[Dataset records]
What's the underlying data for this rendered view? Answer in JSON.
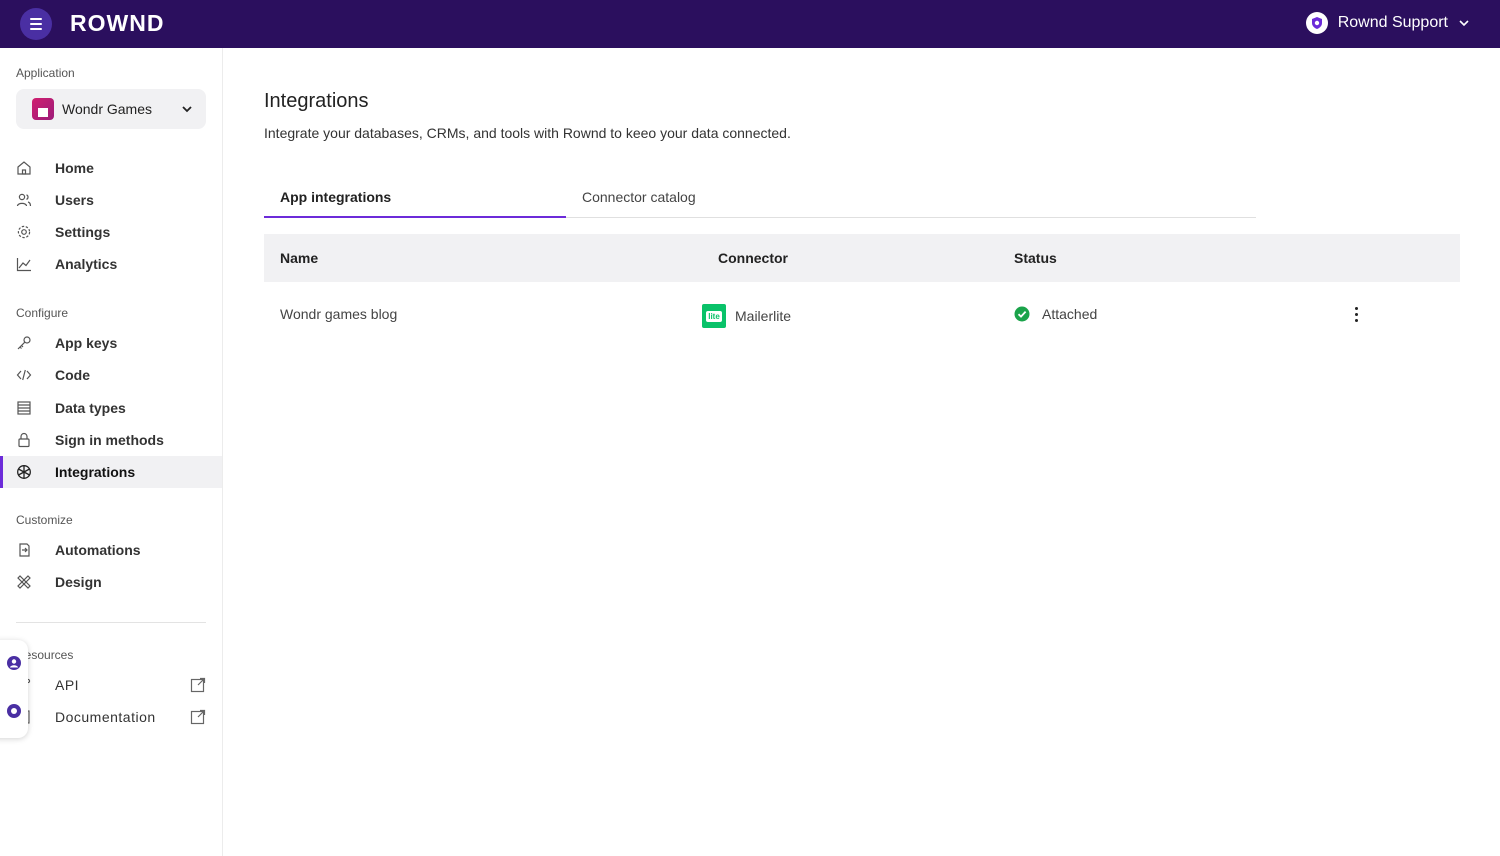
{
  "topbar": {
    "logo": "ROWND",
    "account_name": "Rownd Support"
  },
  "colors": {
    "topbar_bg": "#2b0f5e",
    "accent": "#6c2bd9",
    "status_green": "#1aa34a",
    "mailerlite_green": "#09c269"
  },
  "sidebar": {
    "application_label": "Application",
    "app_name": "Wondr Games",
    "main_items": [
      {
        "label": "Home",
        "icon": "home-icon"
      },
      {
        "label": "Users",
        "icon": "users-icon"
      },
      {
        "label": "Settings",
        "icon": "gear-icon"
      },
      {
        "label": "Analytics",
        "icon": "chart-icon"
      }
    ],
    "configure_label": "Configure",
    "configure_items": [
      {
        "label": "App keys",
        "icon": "key-icon"
      },
      {
        "label": "Code",
        "icon": "code-icon"
      },
      {
        "label": "Data types",
        "icon": "list-icon"
      },
      {
        "label": "Sign in methods",
        "icon": "lock-icon"
      },
      {
        "label": "Integrations",
        "icon": "integrations-icon"
      }
    ],
    "customize_label": "Customize",
    "customize_items": [
      {
        "label": "Automations",
        "icon": "automation-icon"
      },
      {
        "label": "Design",
        "icon": "design-icon"
      }
    ],
    "resources_label": "Resources",
    "resources_items": [
      {
        "label": "API",
        "icon": "api-icon"
      },
      {
        "label": "Documentation",
        "icon": "docs-icon"
      }
    ]
  },
  "main": {
    "title": "Integrations",
    "description": "Integrate your databases, CRMs, and tools with Rownd to keeo your data connected.",
    "tabs": [
      {
        "label": "App integrations"
      },
      {
        "label": "Connector catalog"
      }
    ],
    "table": {
      "columns": [
        "Name",
        "Connector",
        "Status"
      ],
      "rows": [
        {
          "name": "Wondr games blog",
          "connector": "Mailerlite",
          "connector_logo_text": "lite",
          "status": "Attached"
        }
      ]
    }
  }
}
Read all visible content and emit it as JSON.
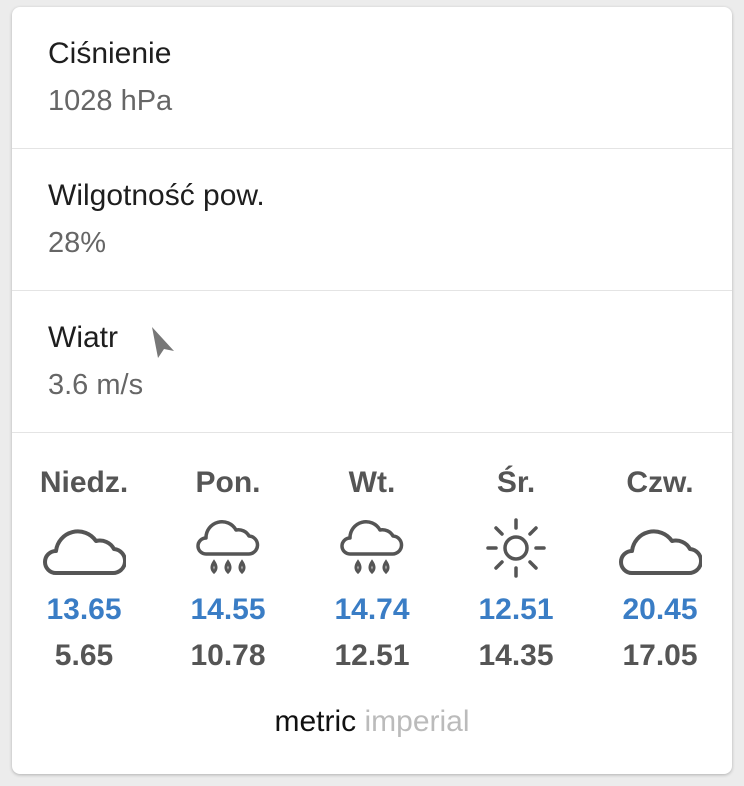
{
  "pressure": {
    "label": "Ciśnienie",
    "value": "1028 hPa"
  },
  "humidity": {
    "label": "Wilgotność pow.",
    "value": "28%"
  },
  "wind": {
    "label": "Wiatr",
    "value": "3.6 m/s",
    "direction_icon": "navigation-arrow-icon"
  },
  "forecast": [
    {
      "day": "Niedz.",
      "icon": "cloud-icon",
      "high": "13.65",
      "low": "5.65"
    },
    {
      "day": "Pon.",
      "icon": "rain-icon",
      "high": "14.55",
      "low": "10.78"
    },
    {
      "day": "Wt.",
      "icon": "rain-icon",
      "high": "14.74",
      "low": "12.51"
    },
    {
      "day": "Śr.",
      "icon": "sun-icon",
      "high": "12.51",
      "low": "14.35"
    },
    {
      "day": "Czw.",
      "icon": "cloud-icon",
      "high": "20.45",
      "low": "17.05"
    }
  ],
  "units": {
    "metric": "metric",
    "imperial": "imperial",
    "selected": "metric"
  },
  "colors": {
    "high_temp": "#3a7dc5",
    "low_temp": "#555555",
    "inactive_unit": "#bbbbbb"
  }
}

What is being asked — Extract all the data above exactly, excluding every picture.

Written response —
What's the underlying data for this rendered view? Answer in JSON.
{
  "topbar": {
    "logo": "ROWND",
    "account_name": "Rownd Support"
  },
  "colors": {
    "topbar_bg": "#2b0f5e",
    "accent": "#6c2bd9",
    "status_green": "#1aa34a",
    "mailerlite_green": "#09c269"
  },
  "sidebar": {
    "application_label": "Application",
    "app_name": "Wondr Games",
    "main_items": [
      {
        "label": "Home",
        "icon": "home-icon"
      },
      {
        "label": "Users",
        "icon": "users-icon"
      },
      {
        "label": "Settings",
        "icon": "gear-icon"
      },
      {
        "label": "Analytics",
        "icon": "chart-icon"
      }
    ],
    "configure_label": "Configure",
    "configure_items": [
      {
        "label": "App keys",
        "icon": "key-icon"
      },
      {
        "label": "Code",
        "icon": "code-icon"
      },
      {
        "label": "Data types",
        "icon": "list-icon"
      },
      {
        "label": "Sign in methods",
        "icon": "lock-icon"
      },
      {
        "label": "Integrations",
        "icon": "integrations-icon"
      }
    ],
    "customize_label": "Customize",
    "customize_items": [
      {
        "label": "Automations",
        "icon": "automation-icon"
      },
      {
        "label": "Design",
        "icon": "design-icon"
      }
    ],
    "resources_label": "Resources",
    "resources_items": [
      {
        "label": "API",
        "icon": "api-icon"
      },
      {
        "label": "Documentation",
        "icon": "docs-icon"
      }
    ]
  },
  "main": {
    "title": "Integrations",
    "description": "Integrate your databases, CRMs, and tools with Rownd to keeo your data connected.",
    "tabs": [
      {
        "label": "App integrations"
      },
      {
        "label": "Connector catalog"
      }
    ],
    "table": {
      "columns": [
        "Name",
        "Connector",
        "Status"
      ],
      "rows": [
        {
          "name": "Wondr games blog",
          "connector": "Mailerlite",
          "connector_logo_text": "lite",
          "status": "Attached"
        }
      ]
    }
  }
}
Read all visible content and emit it as JSON.
{
  "pressure": {
    "label": "Ciśnienie",
    "value": "1028 hPa"
  },
  "humidity": {
    "label": "Wilgotność pow.",
    "value": "28%"
  },
  "wind": {
    "label": "Wiatr",
    "value": "3.6 m/s",
    "direction_icon": "navigation-arrow-icon"
  },
  "forecast": [
    {
      "day": "Niedz.",
      "icon": "cloud-icon",
      "high": "13.65",
      "low": "5.65"
    },
    {
      "day": "Pon.",
      "icon": "rain-icon",
      "high": "14.55",
      "low": "10.78"
    },
    {
      "day": "Wt.",
      "icon": "rain-icon",
      "high": "14.74",
      "low": "12.51"
    },
    {
      "day": "Śr.",
      "icon": "sun-icon",
      "high": "12.51",
      "low": "14.35"
    },
    {
      "day": "Czw.",
      "icon": "cloud-icon",
      "high": "20.45",
      "low": "17.05"
    }
  ],
  "units": {
    "metric": "metric",
    "imperial": "imperial",
    "selected": "metric"
  },
  "colors": {
    "high_temp": "#3a7dc5",
    "low_temp": "#555555",
    "inactive_unit": "#bbbbbb"
  }
}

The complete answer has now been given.